## Begin
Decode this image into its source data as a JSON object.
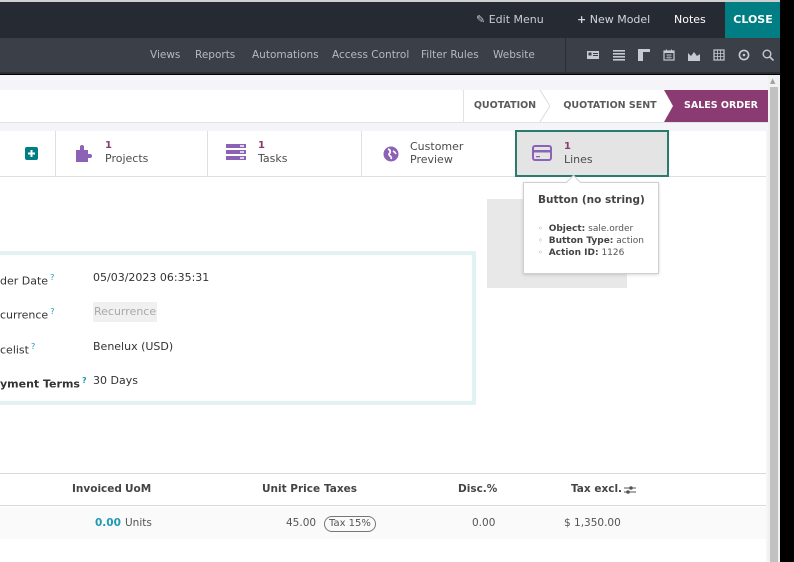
{
  "topbar": {
    "edit_menu": "Edit Menu",
    "new_model": "New Model",
    "notes": "Notes",
    "close": "CLOSE",
    "accent_color": "#017e84"
  },
  "subbar": {
    "links": [
      "Views",
      "Reports",
      "Automations",
      "Access Control",
      "Filter Rules",
      "Website"
    ],
    "view_icons": [
      "form-view-icon",
      "list-view-icon",
      "kanban-view-icon",
      "calendar-view-icon",
      "graph-view-icon",
      "pivot-view-icon",
      "activity-view-icon",
      "search-view-icon"
    ]
  },
  "statusbar": {
    "stages": [
      "QUOTATION",
      "QUOTATION SENT",
      "SALES ORDER"
    ],
    "active_stage": "SALES ORDER",
    "active_color": "#893b72"
  },
  "smart_buttons": {
    "projects": {
      "count": "1",
      "label": "Projects"
    },
    "tasks": {
      "count": "1",
      "label": "Tasks"
    },
    "customer_preview": {
      "line1": "Customer",
      "line2": "Preview"
    },
    "lines": {
      "count": "1",
      "label": "Lines"
    }
  },
  "tooltip": {
    "title": "Button (no string)",
    "object_label": "Object:",
    "object_value": "sale.order",
    "type_label": "Button Type:",
    "type_value": "action",
    "action_label": "Action ID:",
    "action_value": "1126"
  },
  "fields": {
    "order_date": {
      "label": "der Date",
      "value": "05/03/2023 06:35:31"
    },
    "recurrence": {
      "label": "currence",
      "placeholder": "Recurrence"
    },
    "pricelist": {
      "label": "celist",
      "value": "Benelux (USD)"
    },
    "payment_terms": {
      "label": "yment Terms",
      "value": "30 Days"
    },
    "help_mark": "?"
  },
  "order_lines": {
    "columns": [
      "Invoiced",
      "UoM",
      "Unit Price",
      "Taxes",
      "Disc.%",
      "Tax excl."
    ],
    "rows": [
      {
        "invoiced": "0.00",
        "uom": "Units",
        "unit_price": "45.00",
        "taxes": "Tax 15%",
        "discount": "0.00",
        "subtotal": "$ 1,350.00"
      }
    ]
  }
}
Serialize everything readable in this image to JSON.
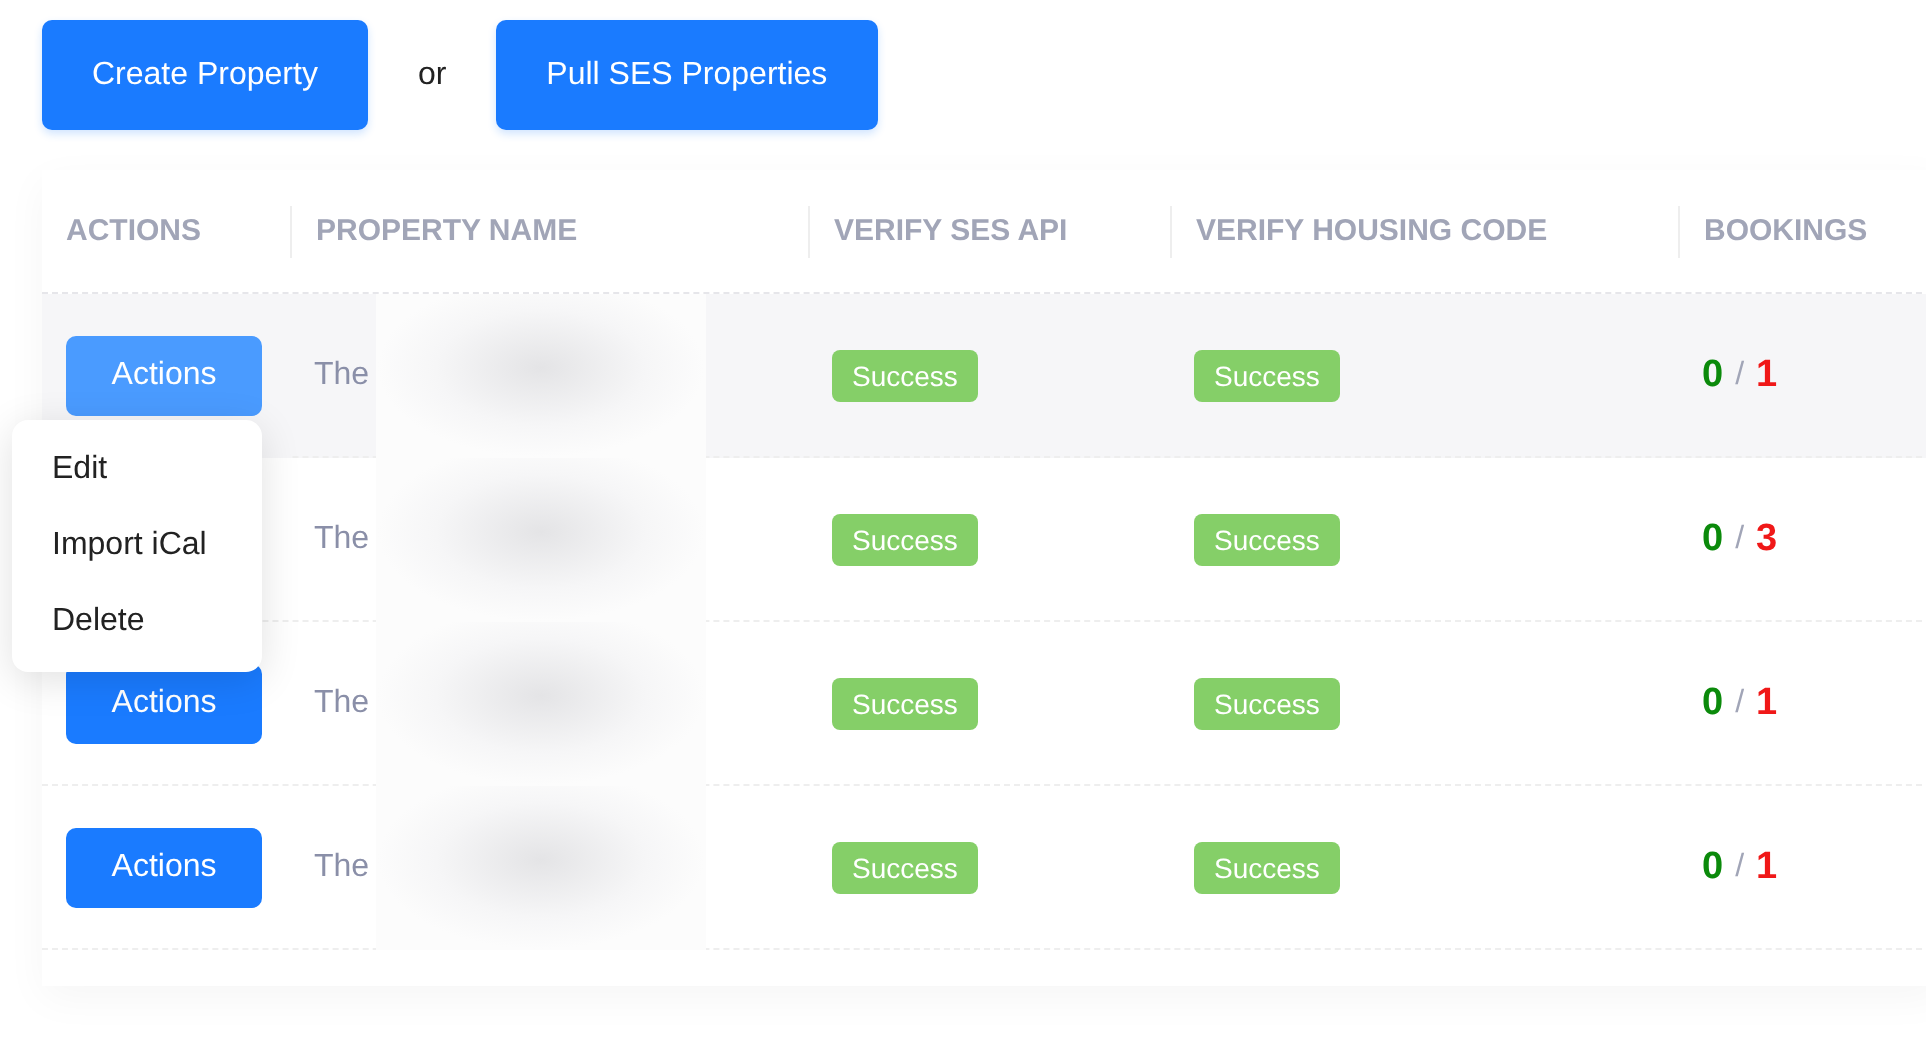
{
  "toolbar": {
    "create_button": "Create Property",
    "separator": "or",
    "pull_button": "Pull SES Properties"
  },
  "table": {
    "columns": [
      "ACTIONS",
      "PROPERTY NAME",
      "VERIFY SES API",
      "VERIFY HOUSING CODE",
      "BOOKINGS"
    ],
    "rows": [
      {
        "active": true,
        "action_label": "Actions",
        "name": "The",
        "ses_status": "Success",
        "housing_status": "Success",
        "bookings_done": "0",
        "bookings_sep": "/",
        "bookings_total": "1"
      },
      {
        "name": "The",
        "ses_status": "Success",
        "housing_status": "Success",
        "bookings_done": "0",
        "bookings_sep": "/",
        "bookings_total": "3"
      },
      {
        "active": false,
        "action_label": "Actions",
        "name": "The",
        "ses_status": "Success",
        "housing_status": "Success",
        "bookings_done": "0",
        "bookings_sep": "/",
        "bookings_total": "1"
      },
      {
        "active": false,
        "action_label": "Actions",
        "name": "The",
        "ses_status": "Success",
        "housing_status": "Success",
        "bookings_done": "0",
        "bookings_sep": "/",
        "bookings_total": "1"
      }
    ]
  },
  "actions_menu": {
    "items": [
      "Edit",
      "Import iCal",
      "Delete"
    ]
  }
}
## End
**GOAL OF THE EXERCISE:** Do not copy the pictures, but repeat every line exactly.

**SOLVED EXERCISE:**
Decode this image into its source data as a JSON object.
{
  "topbar": {
    "edit_menu": "Edit Menu",
    "new_model": "New Model",
    "notes": "Notes",
    "close": "CLOSE",
    "accent_color": "#017e84"
  },
  "subbar": {
    "links": [
      "Views",
      "Reports",
      "Automations",
      "Access Control",
      "Filter Rules",
      "Website"
    ],
    "view_icons": [
      "form-view-icon",
      "list-view-icon",
      "kanban-view-icon",
      "calendar-view-icon",
      "graph-view-icon",
      "pivot-view-icon",
      "activity-view-icon",
      "search-view-icon"
    ]
  },
  "statusbar": {
    "stages": [
      "QUOTATION",
      "QUOTATION SENT",
      "SALES ORDER"
    ],
    "active_stage": "SALES ORDER",
    "active_color": "#893b72"
  },
  "smart_buttons": {
    "projects": {
      "count": "1",
      "label": "Projects"
    },
    "tasks": {
      "count": "1",
      "label": "Tasks"
    },
    "customer_preview": {
      "line1": "Customer",
      "line2": "Preview"
    },
    "lines": {
      "count": "1",
      "label": "Lines"
    }
  },
  "tooltip": {
    "title": "Button (no string)",
    "object_label": "Object:",
    "object_value": "sale.order",
    "type_label": "Button Type:",
    "type_value": "action",
    "action_label": "Action ID:",
    "action_value": "1126"
  },
  "fields": {
    "order_date": {
      "label": "der Date",
      "value": "05/03/2023 06:35:31"
    },
    "recurrence": {
      "label": "currence",
      "placeholder": "Recurrence"
    },
    "pricelist": {
      "label": "celist",
      "value": "Benelux (USD)"
    },
    "payment_terms": {
      "label": "yment Terms",
      "value": "30 Days"
    },
    "help_mark": "?"
  },
  "order_lines": {
    "columns": [
      "Invoiced",
      "UoM",
      "Unit Price",
      "Taxes",
      "Disc.%",
      "Tax excl."
    ],
    "rows": [
      {
        "invoiced": "0.00",
        "uom": "Units",
        "unit_price": "45.00",
        "taxes": "Tax 15%",
        "discount": "0.00",
        "subtotal": "$ 1,350.00"
      }
    ]
  }
}
Serialize everything readable in this image to JSON.
{
  "toolbar": {
    "create_button": "Create Property",
    "separator": "or",
    "pull_button": "Pull SES Properties"
  },
  "table": {
    "columns": [
      "ACTIONS",
      "PROPERTY NAME",
      "VERIFY SES API",
      "VERIFY HOUSING CODE",
      "BOOKINGS"
    ],
    "rows": [
      {
        "active": true,
        "action_label": "Actions",
        "name": "The",
        "ses_status": "Success",
        "housing_status": "Success",
        "bookings_done": "0",
        "bookings_sep": "/",
        "bookings_total": "1"
      },
      {
        "name": "The",
        "ses_status": "Success",
        "housing_status": "Success",
        "bookings_done": "0",
        "bookings_sep": "/",
        "bookings_total": "3"
      },
      {
        "active": false,
        "action_label": "Actions",
        "name": "The",
        "ses_status": "Success",
        "housing_status": "Success",
        "bookings_done": "0",
        "bookings_sep": "/",
        "bookings_total": "1"
      },
      {
        "active": false,
        "action_label": "Actions",
        "name": "The",
        "ses_status": "Success",
        "housing_status": "Success",
        "bookings_done": "0",
        "bookings_sep": "/",
        "bookings_total": "1"
      }
    ]
  },
  "actions_menu": {
    "items": [
      "Edit",
      "Import iCal",
      "Delete"
    ]
  }
}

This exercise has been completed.